Image layout annotations
----------

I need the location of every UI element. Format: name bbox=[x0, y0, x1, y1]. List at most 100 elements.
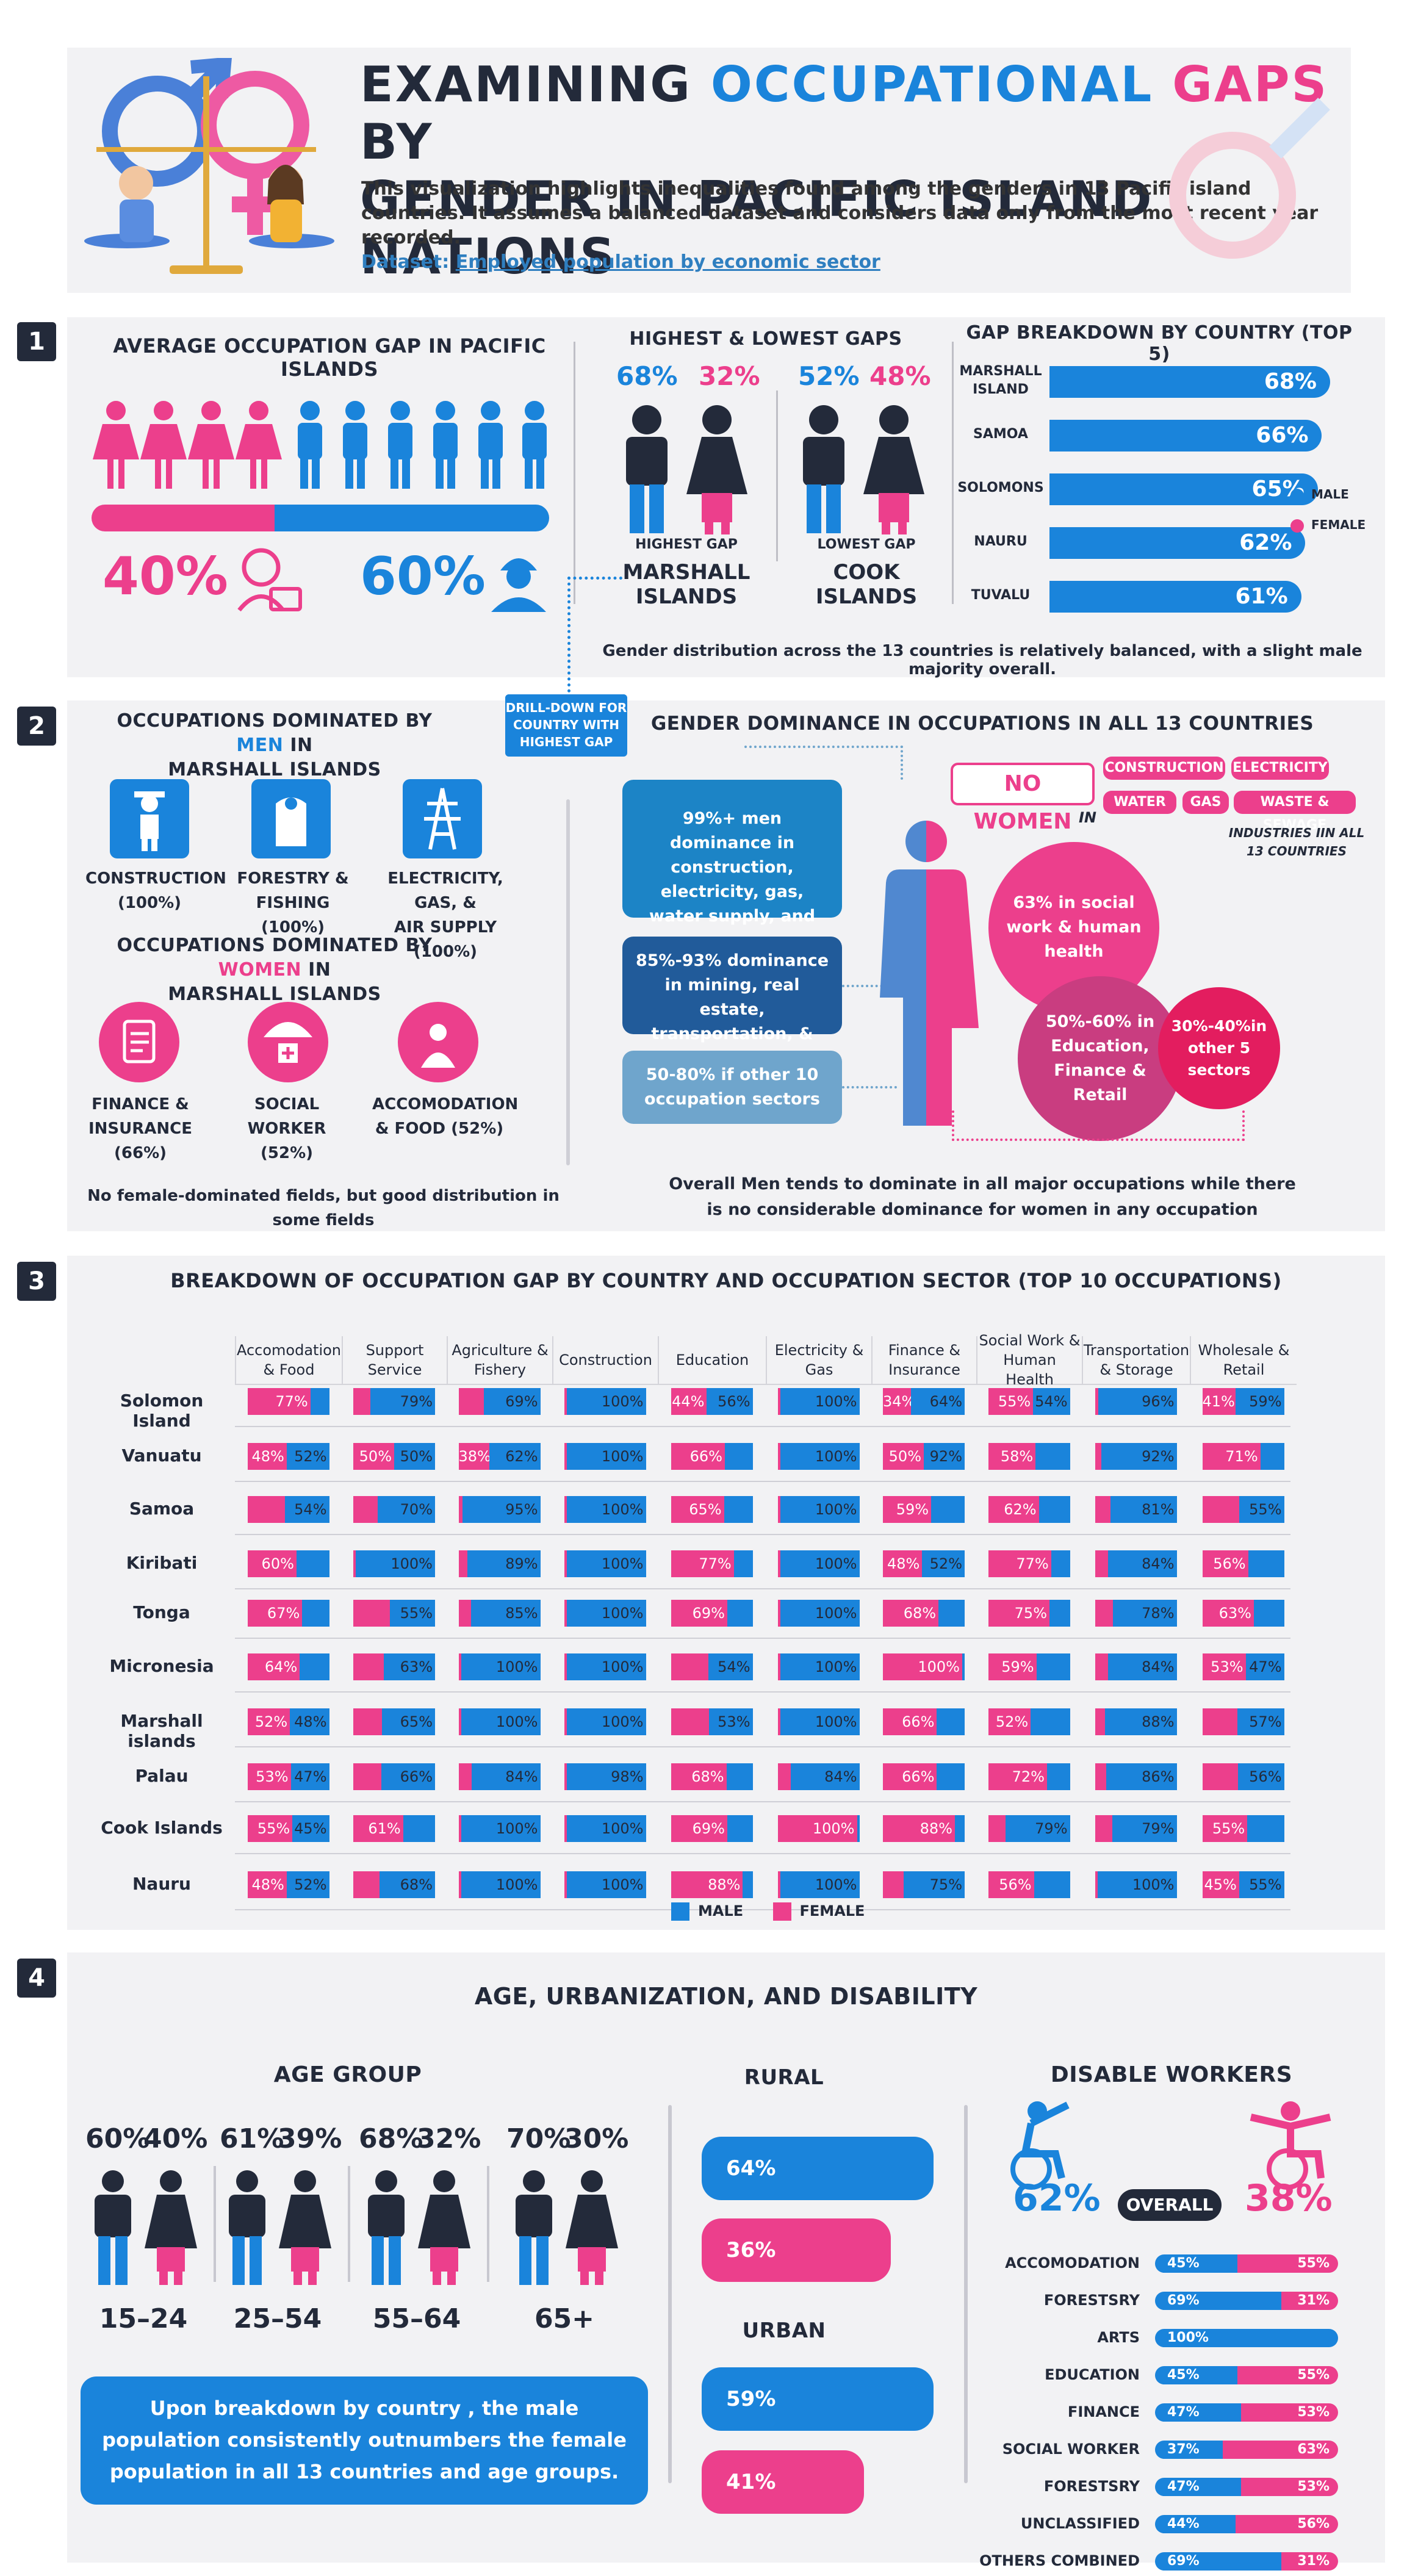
table-row-divider bbox=[235, 1691, 1290, 1693]
cell-female-segment bbox=[353, 1550, 356, 1577]
section-4-title: AGE, URBANIZATION, AND DISABILITY bbox=[474, 1983, 978, 2010]
disability-bar: 47% 53% bbox=[1155, 2403, 1338, 2422]
table-cell-bar: 55% bbox=[1202, 1815, 1284, 1842]
men-dominated-title: OCCUPATIONS DOMINATED BY MEN IN MARSHALL … bbox=[117, 710, 433, 780]
cell-female-segment: 48% bbox=[247, 1871, 287, 1898]
age-figures-icon bbox=[516, 2170, 618, 2285]
table-column-header: Transportation & Storage bbox=[1082, 1336, 1190, 1385]
cell-male-segment: 100% bbox=[461, 1708, 541, 1735]
mini-divider bbox=[776, 390, 778, 561]
rural-female-bar: 36% bbox=[702, 2218, 891, 2282]
cell-female-segment: 48% bbox=[247, 1443, 287, 1470]
table-row-country: Tonga bbox=[133, 1602, 190, 1622]
cell-female-segment bbox=[671, 1708, 710, 1735]
cell-female-segment bbox=[777, 1708, 780, 1735]
cell-male-segment bbox=[1038, 1496, 1070, 1523]
cell-male-segment: 100% bbox=[780, 1496, 860, 1523]
cell-female-segment bbox=[564, 1388, 567, 1415]
disability-female-segment: 55% bbox=[1237, 2366, 1338, 2384]
avg-female-segment bbox=[92, 505, 275, 531]
cell-male-segment: 100% bbox=[780, 1871, 860, 1898]
table-cell-bar: 56% bbox=[988, 1871, 1070, 1898]
avg-gap-bar bbox=[92, 505, 549, 531]
cell-female-segment bbox=[1095, 1653, 1108, 1680]
age-female-pct: 32% bbox=[417, 2123, 481, 2154]
highest-male-pct: 68% bbox=[616, 361, 678, 391]
men-item-electricity: ELECTRICITY, GAS, & AIR SUPPLY (100%) bbox=[387, 869, 503, 961]
table-column-header: Support Service bbox=[342, 1336, 447, 1385]
construction-icon bbox=[110, 779, 189, 858]
cell-female-segment bbox=[564, 1653, 567, 1680]
cell-male-segment: 55% bbox=[390, 1600, 435, 1627]
table-cell-bar: 69% bbox=[458, 1388, 541, 1415]
cell-male-segment: 84% bbox=[1107, 1550, 1177, 1577]
table-row-country: Cook Islands bbox=[101, 1818, 223, 1838]
table-cell-bar: 48% 52% bbox=[247, 1443, 329, 1470]
disability-bar: 47% 53% bbox=[1155, 2478, 1338, 2496]
cell-female-segment: 60% bbox=[247, 1550, 297, 1577]
electricity-icon bbox=[403, 779, 482, 858]
disability-bar: 44% 56% bbox=[1155, 2515, 1338, 2533]
cell-female-segment bbox=[1095, 1443, 1102, 1470]
highest-gap-country: MARSHALL ISLANDS bbox=[622, 560, 750, 609]
chip-construction: CONSTRUCTION bbox=[1103, 757, 1225, 780]
cell-male-segment: 45% bbox=[292, 1815, 329, 1842]
table-row-divider bbox=[235, 1638, 1290, 1639]
cell-female-segment bbox=[564, 1815, 567, 1842]
cell-male-segment: 79% bbox=[1112, 1815, 1177, 1842]
table-cell-bar: 100% bbox=[458, 1815, 541, 1842]
table-cell-bar: 75% bbox=[988, 1600, 1070, 1627]
page-title: EXAMINING OCCUPATIONAL GAPS BY GENDER IN… bbox=[360, 56, 1336, 286]
table-cell-bar: 70% bbox=[353, 1496, 435, 1523]
table-row-divider bbox=[235, 1426, 1290, 1427]
section-2-left-note: No female-dominated fields, but good dis… bbox=[87, 1187, 560, 1229]
highest-gap-label: HIGHEST GAP bbox=[635, 537, 738, 552]
cell-male-segment: 52% bbox=[286, 1443, 329, 1470]
lowest-gap-country: COOK ISLANDS bbox=[815, 560, 918, 609]
cell-male-segment bbox=[403, 1815, 435, 1842]
cell-female-segment bbox=[564, 1600, 567, 1627]
table-column-header: Construction bbox=[552, 1336, 658, 1385]
table-cell-bar: 84% bbox=[1095, 1550, 1177, 1577]
age-male-pct: 61% bbox=[220, 2123, 284, 2154]
table-column-header: Wholesale & Retail bbox=[1190, 1336, 1297, 1385]
female-worker-icon bbox=[237, 548, 302, 612]
cell-male-segment: 100% bbox=[566, 1708, 646, 1735]
split-gender-figure bbox=[880, 821, 979, 1126]
cell-female-segment bbox=[1095, 1763, 1107, 1790]
top5-bar: 65% bbox=[1049, 473, 1318, 505]
cell-female-segment: 56% bbox=[1202, 1550, 1248, 1577]
cell-male-segment: 81% bbox=[1110, 1496, 1177, 1523]
cell-female-segment: 66% bbox=[883, 1763, 937, 1790]
table-cell-bar: 66% bbox=[883, 1763, 965, 1790]
cell-male-segment: 100% bbox=[566, 1871, 646, 1898]
dataset-link[interactable]: Employed population by economic sector bbox=[455, 251, 880, 273]
table-column-header: Accomodation & Food bbox=[235, 1336, 342, 1385]
cell-male-segment bbox=[954, 1815, 965, 1842]
cell-male-segment bbox=[743, 1871, 753, 1898]
cell-female-segment bbox=[1095, 1388, 1098, 1415]
table-row-divider bbox=[235, 1909, 1290, 1910]
cell-female-segment bbox=[353, 1871, 380, 1898]
table-cell-bar: 100% bbox=[353, 1550, 435, 1577]
disability-bar: 37% 63% bbox=[1155, 2441, 1338, 2459]
cell-male-segment: 100% bbox=[780, 1600, 860, 1627]
lowest-gap-figures bbox=[803, 405, 924, 534]
cell-male-segment bbox=[1049, 1600, 1070, 1627]
disability-female-segment: 63% bbox=[1223, 2441, 1338, 2459]
female-person-icon bbox=[93, 401, 139, 489]
table-cell-bar: 79% bbox=[353, 1388, 435, 1415]
table-cell-bar: 64% bbox=[247, 1653, 329, 1680]
table-row-country: Solomon Island bbox=[120, 1391, 204, 1431]
cell-female-segment: 88% bbox=[883, 1815, 955, 1842]
legend-female: FEMALE bbox=[1290, 517, 1366, 533]
disable-male-pct: 62% bbox=[1013, 2177, 1101, 2220]
cell-male-segment: 54% bbox=[1033, 1388, 1070, 1415]
table-cell-bar: 100% bbox=[777, 1550, 860, 1577]
chip-electricity: ELECTRICITY bbox=[1231, 757, 1329, 780]
cell-male-segment bbox=[733, 1550, 753, 1577]
table-cell-bar: 68% bbox=[883, 1600, 965, 1627]
cell-male-segment: 84% bbox=[1107, 1653, 1177, 1680]
table-cell-bar: 55% bbox=[353, 1600, 435, 1627]
table-cell-bar: 55% bbox=[1202, 1496, 1284, 1523]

----------

## WORK INSTRUCTIONS
Edit the listing above by replacing every occurrence of "table-row-country" with "table-row-nation" and changing nothing else. Reproduce the edited listing without the pictures.

## TASK SOLUTION
I need the location of every UI element. Format: name bbox=[x0, y0, x1, y1]. List at most 100 elements.
table-row-divider bbox=[235, 1691, 1290, 1693]
cell-female-segment bbox=[353, 1550, 356, 1577]
section-4-title: AGE, URBANIZATION, AND DISABILITY bbox=[474, 1983, 978, 2010]
disability-bar: 47% 53% bbox=[1155, 2403, 1338, 2422]
table-cell-bar: 55% bbox=[1202, 1815, 1284, 1842]
men-dominated-title: OCCUPATIONS DOMINATED BY MEN IN MARSHALL … bbox=[117, 710, 433, 780]
cell-female-segment: 48% bbox=[247, 1871, 287, 1898]
age-figures-icon bbox=[516, 2170, 618, 2285]
table-column-header: Transportation & Storage bbox=[1082, 1336, 1190, 1385]
cell-male-segment: 100% bbox=[461, 1708, 541, 1735]
mini-divider bbox=[776, 390, 778, 561]
rural-female-bar: 36% bbox=[702, 2218, 891, 2282]
cell-female-segment: 48% bbox=[247, 1443, 287, 1470]
table-row-nation: Tonga bbox=[133, 1602, 190, 1622]
cell-female-segment bbox=[671, 1708, 710, 1735]
cell-female-segment bbox=[777, 1708, 780, 1735]
cell-male-segment bbox=[1038, 1496, 1070, 1523]
cell-male-segment: 100% bbox=[780, 1496, 860, 1523]
cell-female-segment bbox=[564, 1388, 567, 1415]
disability-female-segment: 55% bbox=[1237, 2366, 1338, 2384]
avg-female-segment bbox=[92, 505, 275, 531]
cell-male-segment: 100% bbox=[780, 1871, 860, 1898]
table-cell-bar: 56% bbox=[988, 1871, 1070, 1898]
avg-gap-bar bbox=[92, 505, 549, 531]
cell-female-segment bbox=[1095, 1653, 1108, 1680]
age-female-pct: 32% bbox=[417, 2123, 481, 2154]
highest-male-pct: 68% bbox=[616, 361, 678, 391]
men-item-electricity: ELECTRICITY, GAS, & AIR SUPPLY (100%) bbox=[387, 869, 503, 961]
table-column-header: Support Service bbox=[342, 1336, 447, 1385]
construction-icon bbox=[110, 779, 189, 858]
cell-female-segment bbox=[564, 1653, 567, 1680]
cell-male-segment: 55% bbox=[390, 1600, 435, 1627]
table-cell-bar: 69% bbox=[458, 1388, 541, 1415]
cell-male-segment: 84% bbox=[1107, 1550, 1177, 1577]
table-row-nation: Cook Islands bbox=[101, 1818, 223, 1838]
table-cell-bar: 48% 52% bbox=[247, 1443, 329, 1470]
disability-bar: 47% 53% bbox=[1155, 2478, 1338, 2496]
cell-female-segment: 60% bbox=[247, 1550, 297, 1577]
electricity-icon bbox=[403, 779, 482, 858]
disability-bar: 44% 56% bbox=[1155, 2515, 1338, 2533]
cell-female-segment bbox=[1095, 1443, 1102, 1470]
highest-gap-country: MARSHALL ISLANDS bbox=[622, 560, 750, 609]
chip-construction: CONSTRUCTION bbox=[1103, 757, 1225, 780]
cell-male-segment: 45% bbox=[292, 1815, 329, 1842]
table-row-divider bbox=[235, 1638, 1290, 1639]
cell-female-segment bbox=[564, 1815, 567, 1842]
cell-male-segment: 79% bbox=[1112, 1815, 1177, 1842]
table-cell-bar: 100% bbox=[458, 1815, 541, 1842]
table-cell-bar: 75% bbox=[988, 1600, 1070, 1627]
page-title: EXAMINING OCCUPATIONAL GAPS BY GENDER IN… bbox=[360, 56, 1336, 286]
table-cell-bar: 70% bbox=[353, 1496, 435, 1523]
table-row-divider bbox=[235, 1426, 1290, 1427]
section-2-left-note: No female-dominated fields, but good dis… bbox=[87, 1187, 560, 1229]
highest-gap-label: HIGHEST GAP bbox=[635, 537, 738, 552]
cell-male-segment: 52% bbox=[286, 1443, 329, 1470]
lowest-gap-country: COOK ISLANDS bbox=[815, 560, 918, 609]
cell-male-segment bbox=[403, 1815, 435, 1842]
cell-female-segment bbox=[564, 1600, 567, 1627]
table-column-header: Construction bbox=[552, 1336, 658, 1385]
table-cell-bar: 84% bbox=[1095, 1550, 1177, 1577]
age-male-pct: 61% bbox=[220, 2123, 284, 2154]
table-column-header: Wholesale & Retail bbox=[1190, 1336, 1297, 1385]
female-worker-icon bbox=[237, 548, 302, 612]
cell-male-segment: 100% bbox=[566, 1708, 646, 1735]
split-gender-figure bbox=[880, 821, 979, 1126]
cell-female-segment bbox=[1095, 1763, 1107, 1790]
top5-bar: 65% bbox=[1049, 473, 1318, 505]
cell-female-segment: 56% bbox=[1202, 1550, 1248, 1577]
cell-male-segment: 81% bbox=[1110, 1496, 1177, 1523]
cell-female-segment: 66% bbox=[883, 1763, 937, 1790]
table-cell-bar: 66% bbox=[883, 1763, 965, 1790]
cell-male-segment: 100% bbox=[566, 1871, 646, 1898]
dataset-link[interactable]: Employed population by economic sector bbox=[455, 251, 880, 273]
table-column-header: Accomodation & Food bbox=[235, 1336, 342, 1385]
cell-male-segment bbox=[954, 1815, 965, 1842]
cell-male-segment bbox=[743, 1871, 753, 1898]
cell-female-segment bbox=[1095, 1388, 1098, 1415]
table-row-divider bbox=[235, 1909, 1290, 1910]
cell-female-segment bbox=[353, 1871, 380, 1898]
table-cell-bar: 100% bbox=[353, 1550, 435, 1577]
disability-bar: 37% 63% bbox=[1155, 2441, 1338, 2459]
cell-male-segment: 100% bbox=[780, 1600, 860, 1627]
lowest-gap-figures bbox=[803, 405, 924, 534]
cell-male-segment bbox=[1049, 1600, 1070, 1627]
disability-female-segment: 63% bbox=[1223, 2441, 1338, 2459]
female-person-icon bbox=[93, 401, 139, 489]
table-cell-bar: 79% bbox=[353, 1388, 435, 1415]
table-cell-bar: 64% bbox=[247, 1653, 329, 1680]
table-row-nation: Solomon Island bbox=[120, 1391, 204, 1431]
cell-female-segment: 88% bbox=[883, 1815, 955, 1842]
legend-female: FEMALE bbox=[1290, 517, 1366, 533]
disable-male-pct: 62% bbox=[1013, 2177, 1101, 2220]
cell-male-segment: 54% bbox=[1033, 1388, 1070, 1415]
table-cell-bar: 100% bbox=[777, 1550, 860, 1577]
chip-electricity: ELECTRICITY bbox=[1231, 757, 1329, 780]
cell-male-segment bbox=[733, 1550, 753, 1577]
table-cell-bar: 68% bbox=[883, 1600, 965, 1627]
cell-male-segment: 84% bbox=[1107, 1653, 1177, 1680]
table-cell-bar: 55% bbox=[353, 1600, 435, 1627]
table-cell-bar: 55% bbox=[1202, 1496, 1284, 1523]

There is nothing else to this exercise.